> _Directions_: Among the lines below, list those containing the string "name".

Stored records
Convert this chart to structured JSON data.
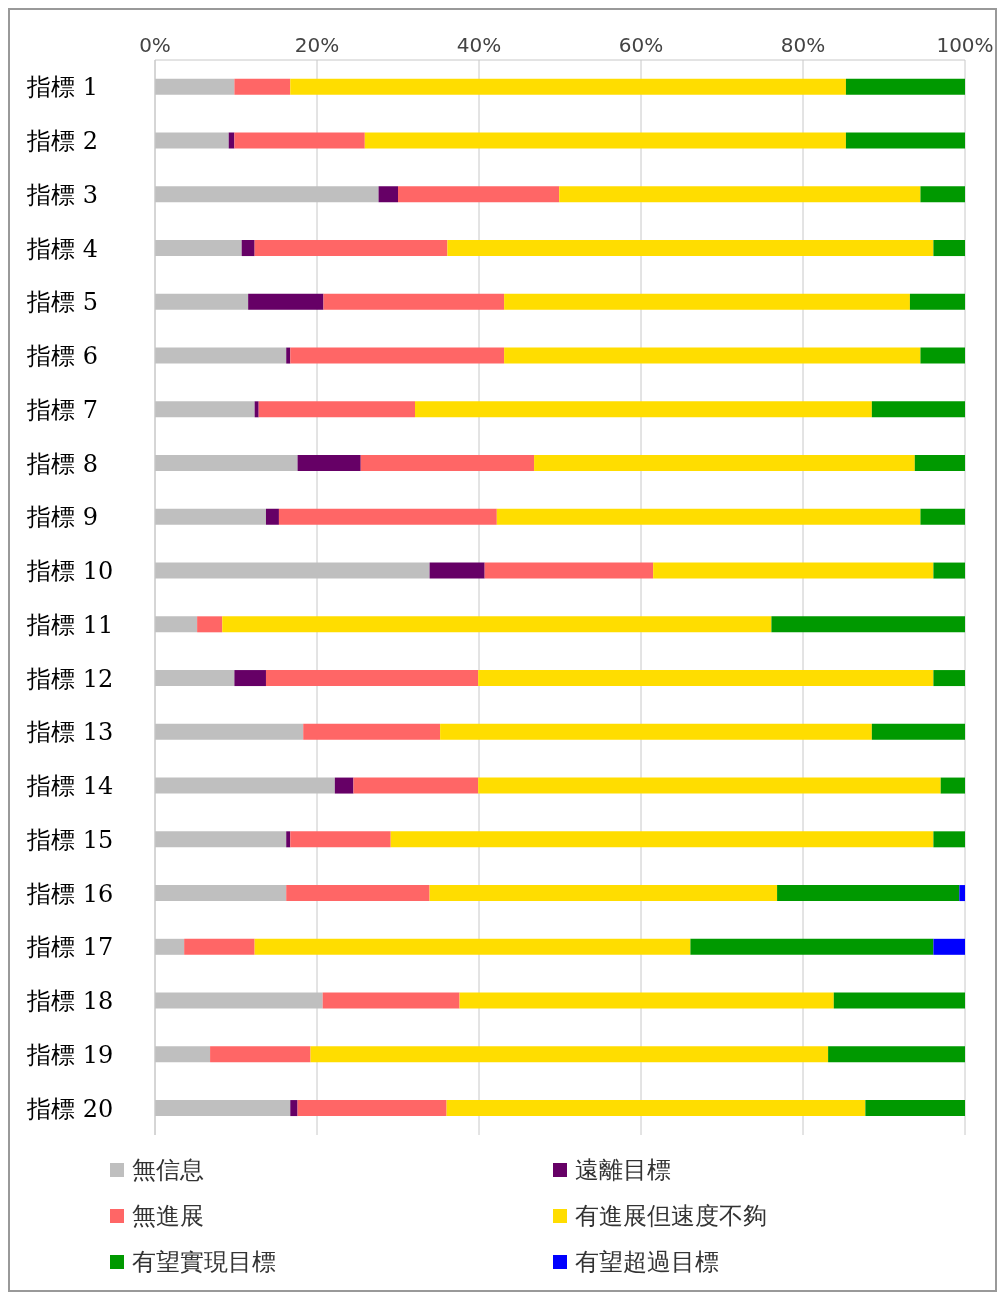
{
  "chart_data": {
    "type": "bar",
    "orientation": "horizontal",
    "stacked": true,
    "categories": [
      "指標 1",
      "指標 2",
      "指標 3",
      "指標 4",
      "指標 5",
      "指標 6",
      "指標 7",
      "指標 8",
      "指標 9",
      "指標 10",
      "指標 11",
      "指標 12",
      "指標 13",
      "指標 14",
      "指標 15",
      "指標 16",
      "指標 17",
      "指標 18",
      "指標 19",
      "指標 20"
    ],
    "series": [
      {
        "name": "無信息",
        "color": "#bfbfbf",
        "values": [
          9.8,
          9.1,
          27.6,
          10.7,
          11.5,
          16.2,
          12.3,
          17.6,
          13.7,
          33.9,
          5.2,
          9.8,
          18.3,
          22.2,
          16.2,
          16.2,
          3.6,
          20.7,
          6.8,
          16.7
        ]
      },
      {
        "name": "遠離目標",
        "color": "#660066",
        "values": [
          0,
          0.7,
          2.4,
          1.6,
          9.3,
          0.5,
          0.5,
          7.8,
          1.6,
          6.8,
          0,
          3.9,
          0,
          2.3,
          0.5,
          0,
          0,
          0,
          0,
          0.9
        ]
      },
      {
        "name": "無進展",
        "color": "#ff6666",
        "values": [
          6.9,
          16.1,
          19.9,
          23.8,
          22.3,
          26.4,
          19.3,
          21.4,
          26.9,
          20.8,
          3.1,
          26.2,
          16.9,
          15.4,
          12.4,
          17.7,
          8.7,
          16.9,
          12.4,
          18.4
        ]
      },
      {
        "name": "有進展但速度不夠",
        "color": "#ffdd00",
        "values": [
          68.6,
          59.4,
          44.6,
          60.0,
          50.1,
          51.4,
          56.4,
          47.0,
          52.3,
          34.6,
          67.8,
          56.2,
          53.3,
          57.1,
          67.0,
          42.9,
          53.8,
          46.2,
          63.9,
          51.7
        ]
      },
      {
        "name": "有望實現目標",
        "color": "#009900",
        "values": [
          14.7,
          14.7,
          5.5,
          3.9,
          6.8,
          5.5,
          11.5,
          6.2,
          5.5,
          3.9,
          23.9,
          3.9,
          11.5,
          3.0,
          3.9,
          22.5,
          30.0,
          16.2,
          16.9,
          12.3
        ]
      },
      {
        "name": "有望超過目標",
        "color": "#0000ff",
        "values": [
          0,
          0,
          0,
          0,
          0,
          0,
          0,
          0,
          0,
          0,
          0,
          0,
          0,
          0,
          0,
          0.7,
          3.9,
          0,
          0,
          0
        ]
      }
    ],
    "xlim": [
      0,
      100
    ],
    "xticks": [
      {
        "value": 0,
        "label": "0%"
      },
      {
        "value": 20,
        "label": "20%"
      },
      {
        "value": 40,
        "label": "40%"
      },
      {
        "value": 60,
        "label": "60%"
      },
      {
        "value": 80,
        "label": "80%"
      },
      {
        "value": 100,
        "label": "100%"
      }
    ],
    "grid": "x",
    "legend": "bottom"
  }
}
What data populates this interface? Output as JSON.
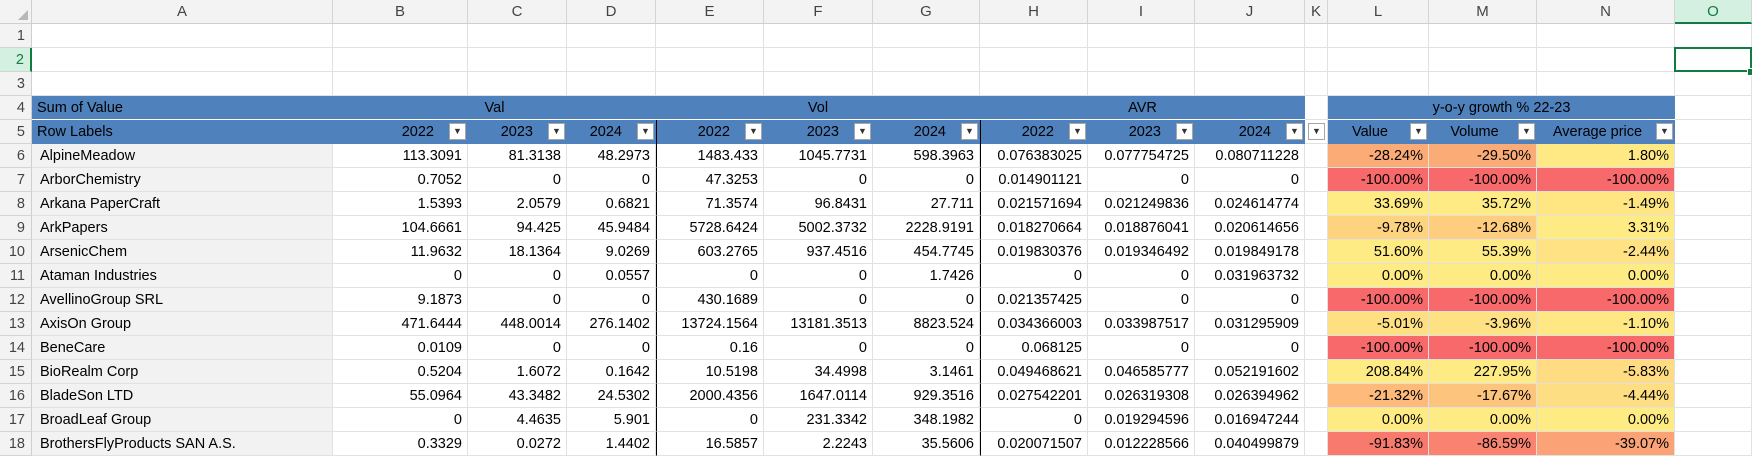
{
  "columns": [
    "A",
    "B",
    "C",
    "D",
    "E",
    "F",
    "G",
    "H",
    "I",
    "J",
    "K",
    "L",
    "M",
    "N",
    "O"
  ],
  "selected_column": "O",
  "selected_row": 2,
  "empty_rows": [
    1,
    2,
    3
  ],
  "pivot": {
    "corner_label": "Sum of Value",
    "row_labels_header": "Row Labels",
    "groups": {
      "val": "Val",
      "vol": "Vol",
      "avr": "AVR",
      "growth": "y-o-y growth % 22-23"
    },
    "years": [
      "2022",
      "2023",
      "2024",
      "2022",
      "2023",
      "2024",
      "2022",
      "2023",
      "2024"
    ],
    "growth_headers": [
      "Value",
      "Volume",
      "Average price"
    ],
    "filter_icon": "dropdown-arrow-icon",
    "rows": [
      {
        "n": "6",
        "label": "AlpineMeadow",
        "v": [
          "113.3091",
          "81.3138",
          "48.2973",
          "1483.433",
          "1045.7731",
          "598.3963",
          "0.076383025",
          "0.077754725",
          "0.080711228"
        ],
        "g": [
          "-28.24%",
          "-29.50%",
          "1.80%"
        ],
        "gc": [
          "#fbab76",
          "#fbab76",
          "#ffe984"
        ]
      },
      {
        "n": "7",
        "label": "ArborChemistry",
        "v": [
          "0.7052",
          "0",
          "0",
          "47.3253",
          "0",
          "0",
          "0.014901121",
          "0",
          "0"
        ],
        "g": [
          "-100.00%",
          "-100.00%",
          "-100.00%"
        ],
        "gc": [
          "#f8696b",
          "#f8696b",
          "#f8696b"
        ]
      },
      {
        "n": "8",
        "label": "Arkana PaperCraft",
        "v": [
          "1.5393",
          "2.0579",
          "0.6821",
          "71.3574",
          "96.8431",
          "27.711",
          "0.021571694",
          "0.021249836",
          "0.024614774"
        ],
        "g": [
          "33.69%",
          "35.72%",
          "-1.49%"
        ],
        "gc": [
          "#ffeb84",
          "#ffeb84",
          "#ffe683"
        ]
      },
      {
        "n": "9",
        "label": "ArkPapers",
        "v": [
          "104.6661",
          "94.425",
          "45.9484",
          "5728.6424",
          "5002.3732",
          "2228.9191",
          "0.018270664",
          "0.018876041",
          "0.020614656"
        ],
        "g": [
          "-9.78%",
          "-12.68%",
          "3.31%"
        ],
        "gc": [
          "#fed380",
          "#fecd7e",
          "#ffeb84"
        ]
      },
      {
        "n": "10",
        "label": "ArsenicChem",
        "v": [
          "11.9632",
          "18.1364",
          "9.0269",
          "603.2765",
          "937.4516",
          "454.7745",
          "0.019830376",
          "0.019346492",
          "0.019849178"
        ],
        "g": [
          "51.60%",
          "55.39%",
          "-2.44%"
        ],
        "gc": [
          "#ffeb84",
          "#ffeb84",
          "#ffe283"
        ]
      },
      {
        "n": "11",
        "label": "Ataman Industries",
        "v": [
          "0",
          "0",
          "0.0557",
          "0",
          "0",
          "1.7426",
          "0",
          "0",
          "0.031963732"
        ],
        "g": [
          "0.00%",
          "0.00%",
          "0.00%"
        ],
        "gc": [
          "#ffeb84",
          "#ffeb84",
          "#ffeb84"
        ]
      },
      {
        "n": "12",
        "label": "AvellinoGroup SRL",
        "v": [
          "9.1873",
          "0",
          "0",
          "430.1689",
          "0",
          "0",
          "0.021357425",
          "0",
          "0"
        ],
        "g": [
          "-100.00%",
          "-100.00%",
          "-100.00%"
        ],
        "gc": [
          "#f8696b",
          "#f8696b",
          "#f8696b"
        ]
      },
      {
        "n": "13",
        "label": "AxisOn Group",
        "v": [
          "471.6444",
          "448.0014",
          "276.1402",
          "13724.1564",
          "13181.3513",
          "8823.524",
          "0.034366003",
          "0.033987517",
          "0.031295909"
        ],
        "g": [
          "-5.01%",
          "-3.96%",
          "-1.10%"
        ],
        "gc": [
          "#fedf82",
          "#fee182",
          "#ffe783"
        ]
      },
      {
        "n": "14",
        "label": "BeneCare",
        "v": [
          "0.0109",
          "0",
          "0",
          "0.16",
          "0",
          "0",
          "0.068125",
          "0",
          "0"
        ],
        "g": [
          "-100.00%",
          "-100.00%",
          "-100.00%"
        ],
        "gc": [
          "#f8696b",
          "#f8696b",
          "#f8696b"
        ]
      },
      {
        "n": "15",
        "label": "BioRealm Corp",
        "v": [
          "0.5204",
          "1.6072",
          "0.1642",
          "10.5198",
          "34.4998",
          "3.1461",
          "0.049468621",
          "0.046585777",
          "0.052191602"
        ],
        "g": [
          "208.84%",
          "227.95%",
          "-5.83%"
        ],
        "gc": [
          "#ffeb84",
          "#ffeb84",
          "#ffdc81"
        ]
      },
      {
        "n": "16",
        "label": "BladeSon LTD",
        "v": [
          "55.0964",
          "43.3482",
          "24.5302",
          "2000.4356",
          "1647.0114",
          "929.3516",
          "0.027542201",
          "0.026319308",
          "0.026394962"
        ],
        "g": [
          "-21.32%",
          "-17.67%",
          "-4.44%"
        ],
        "gc": [
          "#fdba7b",
          "#fdc47d",
          "#fede82"
        ]
      },
      {
        "n": "17",
        "label": "BroadLeaf Group",
        "v": [
          "0",
          "4.4635",
          "5.901",
          "0",
          "231.3342",
          "348.1982",
          "0",
          "0.019294596",
          "0.016947244"
        ],
        "g": [
          "0.00%",
          "0.00%",
          "0.00%"
        ],
        "gc": [
          "#ffeb84",
          "#ffeb84",
          "#ffeb84"
        ]
      },
      {
        "n": "18",
        "label": "BrothersFlyProducts SAN A.S.",
        "v": [
          "0.3329",
          "0.0272",
          "1.4402",
          "16.5857",
          "2.2243",
          "35.5606",
          "0.020071507",
          "0.012228566",
          "0.040499879"
        ],
        "g": [
          "-91.83%",
          "-86.59%",
          "-39.07%"
        ],
        "gc": [
          "#f87a6e",
          "#f98370",
          "#fba276"
        ]
      }
    ]
  }
}
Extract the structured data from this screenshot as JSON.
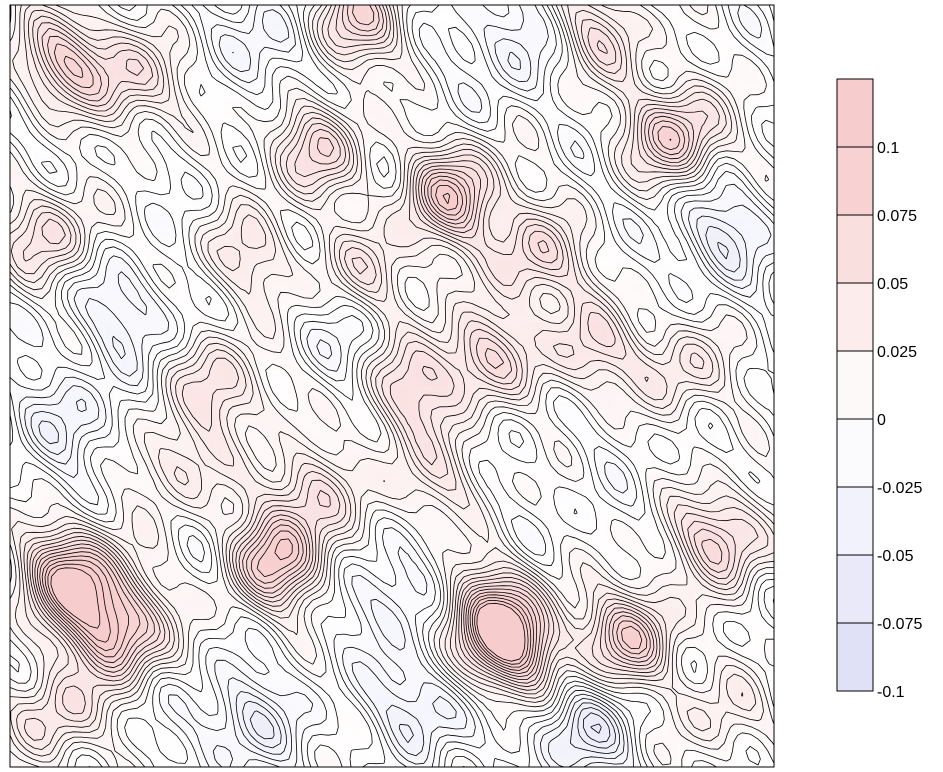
{
  "chart_data": {
    "type": "heatmap",
    "subtype": "filled contour plot with line contours",
    "title": "",
    "xlabel": "",
    "ylabel": "",
    "axes_tick_labels": "none",
    "grid": false,
    "colorbar": {
      "placement": "right",
      "range": [
        -0.1,
        0.125
      ],
      "levels": [
        -0.1,
        -0.075,
        -0.05,
        -0.025,
        0,
        0.025,
        0.05,
        0.075,
        0.1,
        0.125
      ],
      "ticks": [
        {
          "value": 0.1,
          "label": "0.1"
        },
        {
          "value": 0.075,
          "label": "0.075"
        },
        {
          "value": 0.05,
          "label": "0.05"
        },
        {
          "value": 0.025,
          "label": "0.025"
        },
        {
          "value": 0,
          "label": "0"
        },
        {
          "value": -0.025,
          "label": "-0.025"
        },
        {
          "value": -0.05,
          "label": "-0.05"
        },
        {
          "value": -0.075,
          "label": "-0.075"
        },
        {
          "value": -0.1,
          "label": "-0.1"
        }
      ],
      "colors": {
        "negative_max": "#dcdcf6",
        "zero": "#ffffff",
        "positive_max": "#f7cccc"
      }
    },
    "field_features": [
      {
        "value": 0.11,
        "x": 0.08,
        "y": 0.75
      },
      {
        "value": 0.1,
        "x": 0.14,
        "y": 0.82
      },
      {
        "value": 0.09,
        "x": 0.35,
        "y": 0.73
      },
      {
        "value": 0.09,
        "x": 0.58,
        "y": 0.25
      },
      {
        "value": 0.08,
        "x": 0.66,
        "y": 0.85
      },
      {
        "value": 0.09,
        "x": 0.63,
        "y": 0.8
      },
      {
        "value": 0.08,
        "x": 0.87,
        "y": 0.17
      },
      {
        "value": 0.08,
        "x": 0.81,
        "y": 0.83
      },
      {
        "value": 0.07,
        "x": 0.45,
        "y": 0.02
      },
      {
        "value": 0.07,
        "x": 0.07,
        "y": 0.07
      },
      {
        "value": 0.07,
        "x": 0.93,
        "y": 0.7
      },
      {
        "value": 0.06,
        "x": 0.4,
        "y": 0.19
      },
      {
        "value": 0.06,
        "x": 0.62,
        "y": 0.46
      },
      {
        "value": 0.06,
        "x": 0.69,
        "y": 0.33
      },
      {
        "value": 0.06,
        "x": 0.52,
        "y": 0.5
      },
      {
        "value": 0.05,
        "x": 0.28,
        "y": 0.5
      },
      {
        "value": 0.05,
        "x": 0.05,
        "y": 0.3
      },
      {
        "value": 0.05,
        "x": 0.16,
        "y": 0.1
      },
      {
        "value": 0.05,
        "x": 0.77,
        "y": 0.04
      },
      {
        "value": 0.05,
        "x": 0.39,
        "y": 0.64
      },
      {
        "value": 0.05,
        "x": 0.06,
        "y": 0.93
      },
      {
        "value": 0.05,
        "x": 0.76,
        "y": 0.45
      },
      {
        "value": 0.04,
        "x": 0.31,
        "y": 0.33
      },
      {
        "value": 0.04,
        "x": 0.88,
        "y": 0.48
      },
      {
        "value": 0.04,
        "x": 0.47,
        "y": 0.35
      },
      {
        "value": 0.04,
        "x": 0.55,
        "y": 0.62
      },
      {
        "value": 0.04,
        "x": 0.22,
        "y": 0.6
      },
      {
        "value": 0.03,
        "x": 0.93,
        "y": 0.93
      },
      {
        "value": -0.04,
        "x": 0.31,
        "y": 0.94
      },
      {
        "value": -0.04,
        "x": 0.54,
        "y": 0.92
      },
      {
        "value": -0.05,
        "x": 0.75,
        "y": 0.95
      },
      {
        "value": -0.04,
        "x": 0.93,
        "y": 0.3
      },
      {
        "value": -0.03,
        "x": 0.15,
        "y": 0.4
      },
      {
        "value": -0.03,
        "x": 0.5,
        "y": 0.78
      },
      {
        "value": -0.03,
        "x": 0.35,
        "y": 0.05
      },
      {
        "value": -0.03,
        "x": 0.08,
        "y": 0.55
      },
      {
        "value": -0.03,
        "x": 0.66,
        "y": 0.05
      },
      {
        "value": -0.02,
        "x": 0.45,
        "y": 0.45
      }
    ]
  }
}
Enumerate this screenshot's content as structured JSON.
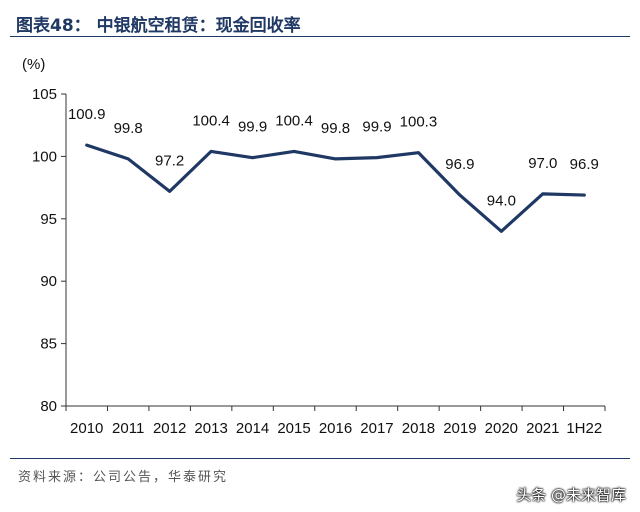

> _Full response_:
        "name": "無信息",
        "name": "遠離目標",
        "name": "無進展",
        "name": "有進展但速度不夠",
        "name": "有望實現目標",
        "name": "有望超過目標",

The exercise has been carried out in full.